--- start of INPUT ---
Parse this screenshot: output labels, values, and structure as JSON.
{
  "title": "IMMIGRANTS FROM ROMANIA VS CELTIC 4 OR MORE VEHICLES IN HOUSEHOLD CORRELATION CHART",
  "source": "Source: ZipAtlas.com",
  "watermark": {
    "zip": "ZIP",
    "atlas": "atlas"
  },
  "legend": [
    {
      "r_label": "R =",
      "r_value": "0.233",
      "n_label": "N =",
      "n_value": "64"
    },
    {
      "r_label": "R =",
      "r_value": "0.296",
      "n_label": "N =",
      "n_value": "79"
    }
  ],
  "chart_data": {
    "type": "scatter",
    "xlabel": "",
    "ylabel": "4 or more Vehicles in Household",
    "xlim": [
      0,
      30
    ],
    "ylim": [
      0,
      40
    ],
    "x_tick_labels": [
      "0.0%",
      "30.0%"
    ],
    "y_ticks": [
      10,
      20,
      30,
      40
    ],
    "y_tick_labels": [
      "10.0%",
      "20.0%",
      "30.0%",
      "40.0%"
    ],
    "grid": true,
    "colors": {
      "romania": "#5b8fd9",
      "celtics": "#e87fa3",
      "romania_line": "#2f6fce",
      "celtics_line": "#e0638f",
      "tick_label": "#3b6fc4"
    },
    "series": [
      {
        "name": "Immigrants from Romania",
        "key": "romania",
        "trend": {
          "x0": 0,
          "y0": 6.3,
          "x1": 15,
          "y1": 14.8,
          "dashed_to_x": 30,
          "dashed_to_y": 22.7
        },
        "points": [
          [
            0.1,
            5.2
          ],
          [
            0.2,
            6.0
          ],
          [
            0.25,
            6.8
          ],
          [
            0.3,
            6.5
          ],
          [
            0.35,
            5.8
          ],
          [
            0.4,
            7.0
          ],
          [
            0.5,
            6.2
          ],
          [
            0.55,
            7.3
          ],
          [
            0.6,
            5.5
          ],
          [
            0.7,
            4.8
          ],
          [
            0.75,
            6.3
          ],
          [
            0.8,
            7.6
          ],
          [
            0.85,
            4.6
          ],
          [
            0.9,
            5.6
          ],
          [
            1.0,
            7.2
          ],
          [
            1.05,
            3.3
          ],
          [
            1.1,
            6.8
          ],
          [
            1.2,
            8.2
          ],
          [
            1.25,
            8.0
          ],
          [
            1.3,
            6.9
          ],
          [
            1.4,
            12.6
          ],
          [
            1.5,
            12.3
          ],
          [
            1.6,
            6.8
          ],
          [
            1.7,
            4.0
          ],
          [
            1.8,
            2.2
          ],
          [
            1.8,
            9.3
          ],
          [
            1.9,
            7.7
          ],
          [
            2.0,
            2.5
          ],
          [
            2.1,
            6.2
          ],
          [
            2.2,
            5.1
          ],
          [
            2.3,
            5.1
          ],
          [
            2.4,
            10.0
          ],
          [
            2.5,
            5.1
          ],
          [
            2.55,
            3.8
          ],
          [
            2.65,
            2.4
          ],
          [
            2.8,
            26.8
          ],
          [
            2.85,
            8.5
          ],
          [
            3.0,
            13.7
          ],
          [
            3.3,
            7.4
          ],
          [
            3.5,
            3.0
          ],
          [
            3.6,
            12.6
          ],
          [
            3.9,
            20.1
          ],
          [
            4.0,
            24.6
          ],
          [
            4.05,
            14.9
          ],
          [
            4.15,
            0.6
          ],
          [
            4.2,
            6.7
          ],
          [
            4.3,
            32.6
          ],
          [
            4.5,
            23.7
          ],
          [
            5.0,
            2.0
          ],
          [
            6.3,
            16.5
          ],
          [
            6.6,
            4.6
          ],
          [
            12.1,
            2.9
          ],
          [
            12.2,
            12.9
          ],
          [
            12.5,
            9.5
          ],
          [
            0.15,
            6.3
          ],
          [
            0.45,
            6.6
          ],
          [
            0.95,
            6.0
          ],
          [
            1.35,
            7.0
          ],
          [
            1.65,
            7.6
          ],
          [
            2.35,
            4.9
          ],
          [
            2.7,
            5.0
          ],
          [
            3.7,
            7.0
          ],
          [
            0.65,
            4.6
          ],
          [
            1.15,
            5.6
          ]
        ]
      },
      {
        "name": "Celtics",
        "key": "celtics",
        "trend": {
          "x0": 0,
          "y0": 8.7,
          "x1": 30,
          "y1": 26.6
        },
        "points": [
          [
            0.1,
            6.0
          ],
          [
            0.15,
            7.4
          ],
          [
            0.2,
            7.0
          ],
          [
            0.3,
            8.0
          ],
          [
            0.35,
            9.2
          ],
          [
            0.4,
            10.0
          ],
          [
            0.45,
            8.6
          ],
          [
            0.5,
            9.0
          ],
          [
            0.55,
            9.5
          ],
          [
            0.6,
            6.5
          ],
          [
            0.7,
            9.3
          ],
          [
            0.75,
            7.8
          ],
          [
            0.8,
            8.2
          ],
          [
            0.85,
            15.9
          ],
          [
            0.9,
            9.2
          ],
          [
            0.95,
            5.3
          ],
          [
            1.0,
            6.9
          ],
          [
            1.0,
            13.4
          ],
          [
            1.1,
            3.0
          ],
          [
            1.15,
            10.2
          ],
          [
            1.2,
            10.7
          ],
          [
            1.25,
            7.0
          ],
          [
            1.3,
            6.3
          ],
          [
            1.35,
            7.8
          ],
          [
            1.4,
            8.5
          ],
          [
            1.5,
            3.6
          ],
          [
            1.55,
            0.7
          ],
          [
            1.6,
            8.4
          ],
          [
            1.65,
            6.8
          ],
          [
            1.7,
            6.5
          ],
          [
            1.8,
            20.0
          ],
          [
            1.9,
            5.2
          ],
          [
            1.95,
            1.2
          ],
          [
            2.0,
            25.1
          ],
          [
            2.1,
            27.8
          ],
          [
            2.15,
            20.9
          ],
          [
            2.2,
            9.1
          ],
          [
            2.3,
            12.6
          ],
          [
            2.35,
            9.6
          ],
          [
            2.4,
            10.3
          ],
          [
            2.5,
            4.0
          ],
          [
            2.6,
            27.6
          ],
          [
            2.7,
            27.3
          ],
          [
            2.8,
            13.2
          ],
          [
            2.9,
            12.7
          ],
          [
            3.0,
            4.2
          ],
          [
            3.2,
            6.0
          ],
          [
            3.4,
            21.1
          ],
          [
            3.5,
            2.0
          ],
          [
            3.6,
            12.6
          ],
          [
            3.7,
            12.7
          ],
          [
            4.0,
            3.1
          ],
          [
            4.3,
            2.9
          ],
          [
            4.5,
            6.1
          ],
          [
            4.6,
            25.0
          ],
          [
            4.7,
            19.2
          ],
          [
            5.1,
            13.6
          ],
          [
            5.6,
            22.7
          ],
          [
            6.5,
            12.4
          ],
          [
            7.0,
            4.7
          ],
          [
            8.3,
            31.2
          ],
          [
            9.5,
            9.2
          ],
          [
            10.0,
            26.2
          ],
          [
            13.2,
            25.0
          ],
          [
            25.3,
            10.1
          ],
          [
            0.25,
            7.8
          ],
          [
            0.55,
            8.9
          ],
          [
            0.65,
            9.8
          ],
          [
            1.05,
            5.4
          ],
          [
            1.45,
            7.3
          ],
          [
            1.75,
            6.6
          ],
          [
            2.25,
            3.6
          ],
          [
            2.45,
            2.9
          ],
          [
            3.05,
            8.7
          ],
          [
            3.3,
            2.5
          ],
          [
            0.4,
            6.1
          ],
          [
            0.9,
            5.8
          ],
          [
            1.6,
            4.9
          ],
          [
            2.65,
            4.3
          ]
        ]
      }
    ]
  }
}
--- end of INPUT ---
*AIM OF THE EXERCISE*
Retype all of the material, keeping each line exact.

*EXERCISE RESULT*
Parse this screenshot: output labels, values, and structure as JSON.
{
  "title": "IMMIGRANTS FROM ROMANIA VS CELTIC 4 OR MORE VEHICLES IN HOUSEHOLD CORRELATION CHART",
  "source": "Source: ZipAtlas.com",
  "watermark": {
    "zip": "ZIP",
    "atlas": "atlas"
  },
  "legend": [
    {
      "r_label": "R =",
      "r_value": "0.233",
      "n_label": "N =",
      "n_value": "64"
    },
    {
      "r_label": "R =",
      "r_value": "0.296",
      "n_label": "N =",
      "n_value": "79"
    }
  ],
  "chart_data": {
    "type": "scatter",
    "xlabel": "",
    "ylabel": "4 or more Vehicles in Household",
    "xlim": [
      0,
      30
    ],
    "ylim": [
      0,
      40
    ],
    "x_tick_labels": [
      "0.0%",
      "30.0%"
    ],
    "y_ticks": [
      10,
      20,
      30,
      40
    ],
    "y_tick_labels": [
      "10.0%",
      "20.0%",
      "30.0%",
      "40.0%"
    ],
    "grid": true,
    "colors": {
      "romania": "#5b8fd9",
      "celtics": "#e87fa3",
      "romania_line": "#2f6fce",
      "celtics_line": "#e0638f",
      "tick_label": "#3b6fc4"
    },
    "series": [
      {
        "name": "Immigrants from Romania",
        "key": "romania",
        "trend": {
          "x0": 0,
          "y0": 6.3,
          "x1": 15,
          "y1": 14.8,
          "dashed_to_x": 30,
          "dashed_to_y": 22.7
        },
        "points": [
          [
            0.1,
            5.2
          ],
          [
            0.2,
            6.0
          ],
          [
            0.25,
            6.8
          ],
          [
            0.3,
            6.5
          ],
          [
            0.35,
            5.8
          ],
          [
            0.4,
            7.0
          ],
          [
            0.5,
            6.2
          ],
          [
            0.55,
            7.3
          ],
          [
            0.6,
            5.5
          ],
          [
            0.7,
            4.8
          ],
          [
            0.75,
            6.3
          ],
          [
            0.8,
            7.6
          ],
          [
            0.85,
            4.6
          ],
          [
            0.9,
            5.6
          ],
          [
            1.0,
            7.2
          ],
          [
            1.05,
            3.3
          ],
          [
            1.1,
            6.8
          ],
          [
            1.2,
            8.2
          ],
          [
            1.25,
            8.0
          ],
          [
            1.3,
            6.9
          ],
          [
            1.4,
            12.6
          ],
          [
            1.5,
            12.3
          ],
          [
            1.6,
            6.8
          ],
          [
            1.7,
            4.0
          ],
          [
            1.8,
            2.2
          ],
          [
            1.8,
            9.3
          ],
          [
            1.9,
            7.7
          ],
          [
            2.0,
            2.5
          ],
          [
            2.1,
            6.2
          ],
          [
            2.2,
            5.1
          ],
          [
            2.3,
            5.1
          ],
          [
            2.4,
            10.0
          ],
          [
            2.5,
            5.1
          ],
          [
            2.55,
            3.8
          ],
          [
            2.65,
            2.4
          ],
          [
            2.8,
            26.8
          ],
          [
            2.85,
            8.5
          ],
          [
            3.0,
            13.7
          ],
          [
            3.3,
            7.4
          ],
          [
            3.5,
            3.0
          ],
          [
            3.6,
            12.6
          ],
          [
            3.9,
            20.1
          ],
          [
            4.0,
            24.6
          ],
          [
            4.05,
            14.9
          ],
          [
            4.15,
            0.6
          ],
          [
            4.2,
            6.7
          ],
          [
            4.3,
            32.6
          ],
          [
            4.5,
            23.7
          ],
          [
            5.0,
            2.0
          ],
          [
            6.3,
            16.5
          ],
          [
            6.6,
            4.6
          ],
          [
            12.1,
            2.9
          ],
          [
            12.2,
            12.9
          ],
          [
            12.5,
            9.5
          ],
          [
            0.15,
            6.3
          ],
          [
            0.45,
            6.6
          ],
          [
            0.95,
            6.0
          ],
          [
            1.35,
            7.0
          ],
          [
            1.65,
            7.6
          ],
          [
            2.35,
            4.9
          ],
          [
            2.7,
            5.0
          ],
          [
            3.7,
            7.0
          ],
          [
            0.65,
            4.6
          ],
          [
            1.15,
            5.6
          ]
        ]
      },
      {
        "name": "Celtics",
        "key": "celtics",
        "trend": {
          "x0": 0,
          "y0": 8.7,
          "x1": 30,
          "y1": 26.6
        },
        "points": [
          [
            0.1,
            6.0
          ],
          [
            0.15,
            7.4
          ],
          [
            0.2,
            7.0
          ],
          [
            0.3,
            8.0
          ],
          [
            0.35,
            9.2
          ],
          [
            0.4,
            10.0
          ],
          [
            0.45,
            8.6
          ],
          [
            0.5,
            9.0
          ],
          [
            0.55,
            9.5
          ],
          [
            0.6,
            6.5
          ],
          [
            0.7,
            9.3
          ],
          [
            0.75,
            7.8
          ],
          [
            0.8,
            8.2
          ],
          [
            0.85,
            15.9
          ],
          [
            0.9,
            9.2
          ],
          [
            0.95,
            5.3
          ],
          [
            1.0,
            6.9
          ],
          [
            1.0,
            13.4
          ],
          [
            1.1,
            3.0
          ],
          [
            1.15,
            10.2
          ],
          [
            1.2,
            10.7
          ],
          [
            1.25,
            7.0
          ],
          [
            1.3,
            6.3
          ],
          [
            1.35,
            7.8
          ],
          [
            1.4,
            8.5
          ],
          [
            1.5,
            3.6
          ],
          [
            1.55,
            0.7
          ],
          [
            1.6,
            8.4
          ],
          [
            1.65,
            6.8
          ],
          [
            1.7,
            6.5
          ],
          [
            1.8,
            20.0
          ],
          [
            1.9,
            5.2
          ],
          [
            1.95,
            1.2
          ],
          [
            2.0,
            25.1
          ],
          [
            2.1,
            27.8
          ],
          [
            2.15,
            20.9
          ],
          [
            2.2,
            9.1
          ],
          [
            2.3,
            12.6
          ],
          [
            2.35,
            9.6
          ],
          [
            2.4,
            10.3
          ],
          [
            2.5,
            4.0
          ],
          [
            2.6,
            27.6
          ],
          [
            2.7,
            27.3
          ],
          [
            2.8,
            13.2
          ],
          [
            2.9,
            12.7
          ],
          [
            3.0,
            4.2
          ],
          [
            3.2,
            6.0
          ],
          [
            3.4,
            21.1
          ],
          [
            3.5,
            2.0
          ],
          [
            3.6,
            12.6
          ],
          [
            3.7,
            12.7
          ],
          [
            4.0,
            3.1
          ],
          [
            4.3,
            2.9
          ],
          [
            4.5,
            6.1
          ],
          [
            4.6,
            25.0
          ],
          [
            4.7,
            19.2
          ],
          [
            5.1,
            13.6
          ],
          [
            5.6,
            22.7
          ],
          [
            6.5,
            12.4
          ],
          [
            7.0,
            4.7
          ],
          [
            8.3,
            31.2
          ],
          [
            9.5,
            9.2
          ],
          [
            10.0,
            26.2
          ],
          [
            13.2,
            25.0
          ],
          [
            25.3,
            10.1
          ],
          [
            0.25,
            7.8
          ],
          [
            0.55,
            8.9
          ],
          [
            0.65,
            9.8
          ],
          [
            1.05,
            5.4
          ],
          [
            1.45,
            7.3
          ],
          [
            1.75,
            6.6
          ],
          [
            2.25,
            3.6
          ],
          [
            2.45,
            2.9
          ],
          [
            3.05,
            8.7
          ],
          [
            3.3,
            2.5
          ],
          [
            0.4,
            6.1
          ],
          [
            0.9,
            5.8
          ],
          [
            1.6,
            4.9
          ],
          [
            2.65,
            4.3
          ]
        ]
      }
    ]
  }
}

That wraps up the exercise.